CHALLENGE ->
Reproduce the data that follows in its entirety, character for character.

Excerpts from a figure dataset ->
——
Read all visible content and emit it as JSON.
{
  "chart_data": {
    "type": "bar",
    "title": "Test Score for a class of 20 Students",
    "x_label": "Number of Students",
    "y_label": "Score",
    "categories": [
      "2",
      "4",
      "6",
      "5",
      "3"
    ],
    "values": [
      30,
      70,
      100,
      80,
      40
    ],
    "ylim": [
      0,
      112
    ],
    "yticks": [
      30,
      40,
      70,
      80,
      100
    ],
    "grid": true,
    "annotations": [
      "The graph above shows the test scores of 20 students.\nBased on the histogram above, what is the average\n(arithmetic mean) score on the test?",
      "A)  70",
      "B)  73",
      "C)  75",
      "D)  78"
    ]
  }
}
——
TASK SOLUTION ->
Read all visible content and emit it as JSON.
{
  "chart_data": {
    "type": "bar",
    "title": "Test Score for a class of 20 Students",
    "x_label": "Number of Students",
    "y_label": "Score",
    "categories": [
      "2",
      "4",
      "6",
      "5",
      "3"
    ],
    "values": [
      30,
      70,
      100,
      80,
      40
    ],
    "ylim": [
      0,
      112
    ],
    "yticks": [
      30,
      40,
      70,
      80,
      100
    ],
    "grid": true,
    "annotations": [
      "The graph above shows the test scores of 20 students.\nBased on the histogram above, what is the average\n(arithmetic mean) score on the test?",
      "A)  70",
      "B)  73",
      "C)  75",
      "D)  78"
    ]
  }
}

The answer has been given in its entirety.